→ **Written problem**
State how many lines of the listing below include the word "Farmasi". Give only the number.

* * * * *

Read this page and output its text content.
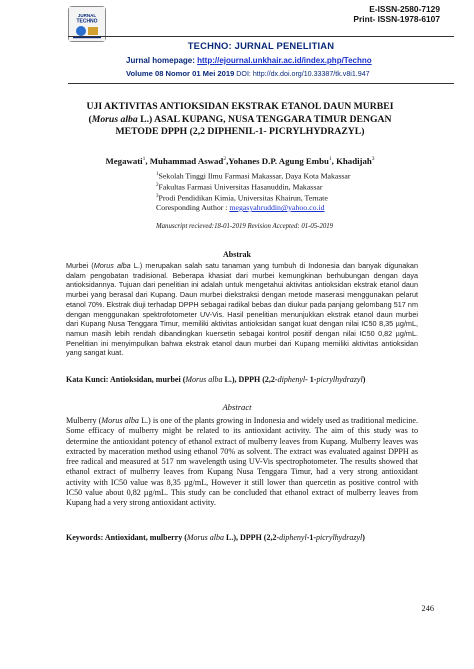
JURNAL
TECHNO
E-ISSN-2580-7129
Print- ISSN-1978-6107
TECHNO: JURNAL PENELITIAN
Jurnal homepage: http://ejournal.unkhair.ac.id/index.php/Techno
Volume 08 Nomor 01 Mei 2019 DOI: http://dx.doi.org/10.33387/tk.v8i1.947
UJI AKTIVITAS ANTIOKSIDAN EKSTRAK ETANOL DAUN MURBEI
(Morus alba L.) ASAL KUPANG, NUSA TENGGARA TIMUR DENGAN
METODE DPPH (2,2 DIPHENIL-1- PICRYLHYDRAZYL)
Megawati$^1$, Muhammad Aswad$^2$,Yohanes D.P. Agung Embu$^1$, Khadijah$^3$
$^1$Sekolah Tinggi Ilmu Farmasi Makassar, Daya Kota Makassar
$^2$Fakultas Farmasi Universitas Hasanuddin, Makassar
$^3$Prodi Pendidikan Kimia, Universitas Khairun, Ternate
Coresponding Author : megasyahruddin@yahoo.co.id
Manuscript recieved:18-01-2019 Revision Accepted: 01-05-2019
Abstrak
Murbei (Morus alba L.) merupakan salah satu tanaman yang tumbuh di Indonesia dan banyak digunakan dalam pengobatan tradisional. Beberapa khasiat dari murbei kemungkinan berhubungan dengan daya antioksidannya. Tujuan dari penelitian ini adalah untuk mengetahui aktivitas antioksidan ekstrak etanol daun murbei yang berasal dari Kupang. Daun murbei diekstraksi dengan metode maserasi menggunakan pelarut etanol 70%. Ekstrak diuji terhadap DPPH sebagai radikal bebas dan diukur pada panjang gelombang 517 nm dengan menggunakan spektrofotometer UV-Vis. Hasil penelitian menunjukkan ekstrak etanol daun murbei dari Kupang Nusa Tenggara Timur, memiliki aktivitas antioksidan sangat kuat dengan nilai IC50 8,35 µg/mL, namun masih lebih rendah dibandingkan kuersetin sebagai kontrol positif dengan nilai IC50 0,82 µg/mL. Penelitian ini menyimpulkan bahwa ekstrak etanol daun murbei dari Kupang memiliki aktivitas antioksidan yang sangat kuat.
Kata Kunci: Antioksidan, murbei (Morus alba L.), DPPH (2,2-diphenyl- 1-picrylhydrazyl)
Abstract
Mulberry (Morus alba L.) is one of the plants growing in Indonesia and widely used as traditional medicine. Some efficacy of mulberry might be related to its antioxidant activity. The aim of this study was to determine the antioxidant potency of ethanol extract of mulberry leaves from Kupang. Mulberry leaves was extracted by maceration method using ethanol 70% as solvent. The extract was evaluated against DPPH as free radical and measured at 517 nm wavelength using UV-Vis spectrophotometer. The results showed that ethanol extract of mulberry leaves from Kupang Nusa Tenggara Timur, had a very strong antioxidant activity with IC50 value was 8,35 µg/mL, However it still lower than quercetin as positive control with IC50 value about 0,82 µg/mL. This study can be concluded that ethanol extract of mulberry leaves from Kupang had a very strong antioxidant activity.
Keywords: Antioxidant, mulberry (Morus alba L.), DPPH (2,2-diphenyl-1-picrylhydrazyl)
246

* * * * *

→ **Response for this exercise**
2